DATA EXTRACT:
## Begin

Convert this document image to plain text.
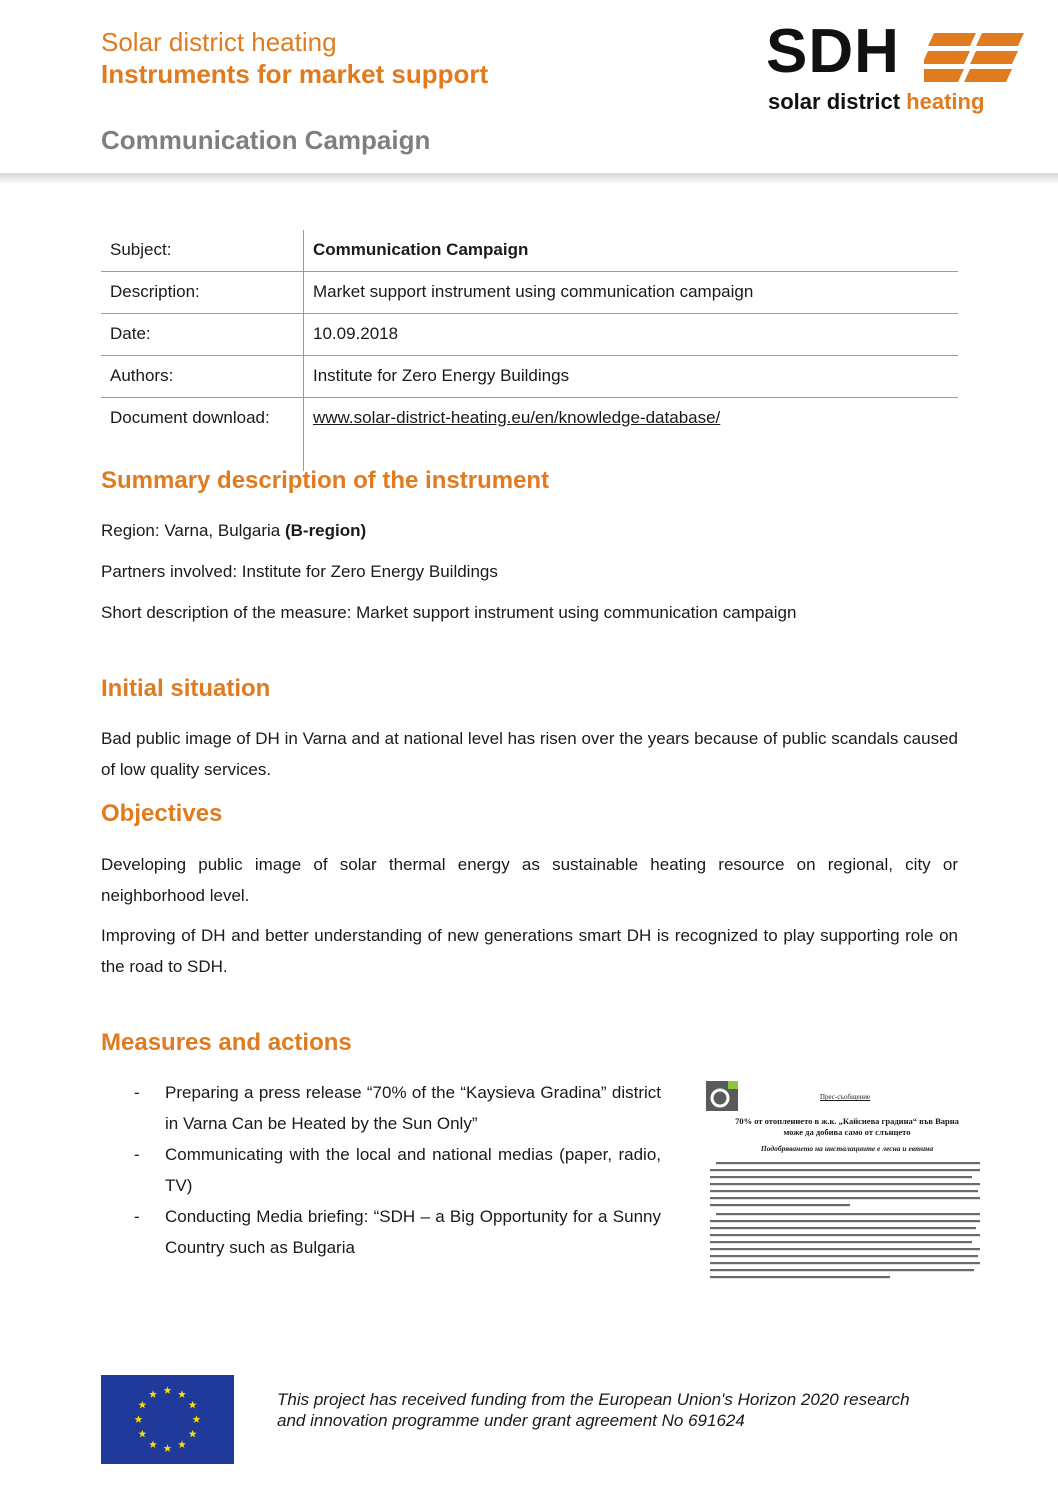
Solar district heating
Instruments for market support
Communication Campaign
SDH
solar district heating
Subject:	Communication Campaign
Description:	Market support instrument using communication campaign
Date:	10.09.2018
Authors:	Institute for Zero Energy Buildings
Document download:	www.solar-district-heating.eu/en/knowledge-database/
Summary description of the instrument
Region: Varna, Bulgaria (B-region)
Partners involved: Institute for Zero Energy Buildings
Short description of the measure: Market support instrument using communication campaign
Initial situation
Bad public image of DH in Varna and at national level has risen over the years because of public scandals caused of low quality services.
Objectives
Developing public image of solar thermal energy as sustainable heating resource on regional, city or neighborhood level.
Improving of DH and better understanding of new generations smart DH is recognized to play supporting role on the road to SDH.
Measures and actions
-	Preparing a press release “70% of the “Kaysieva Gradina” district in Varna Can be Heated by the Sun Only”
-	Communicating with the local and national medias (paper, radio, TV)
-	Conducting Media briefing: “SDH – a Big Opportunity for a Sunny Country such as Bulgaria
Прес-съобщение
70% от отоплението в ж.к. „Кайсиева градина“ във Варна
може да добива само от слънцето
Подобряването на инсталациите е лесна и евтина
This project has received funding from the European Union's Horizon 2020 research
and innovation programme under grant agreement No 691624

## End

STATED PROBLEM: From the data above, copy each line that holds "Institute".

WRITTEN SOLUTION:
Authors:	Institute for Zero Energy Buildings
Partners involved: Institute for Zero Energy Buildings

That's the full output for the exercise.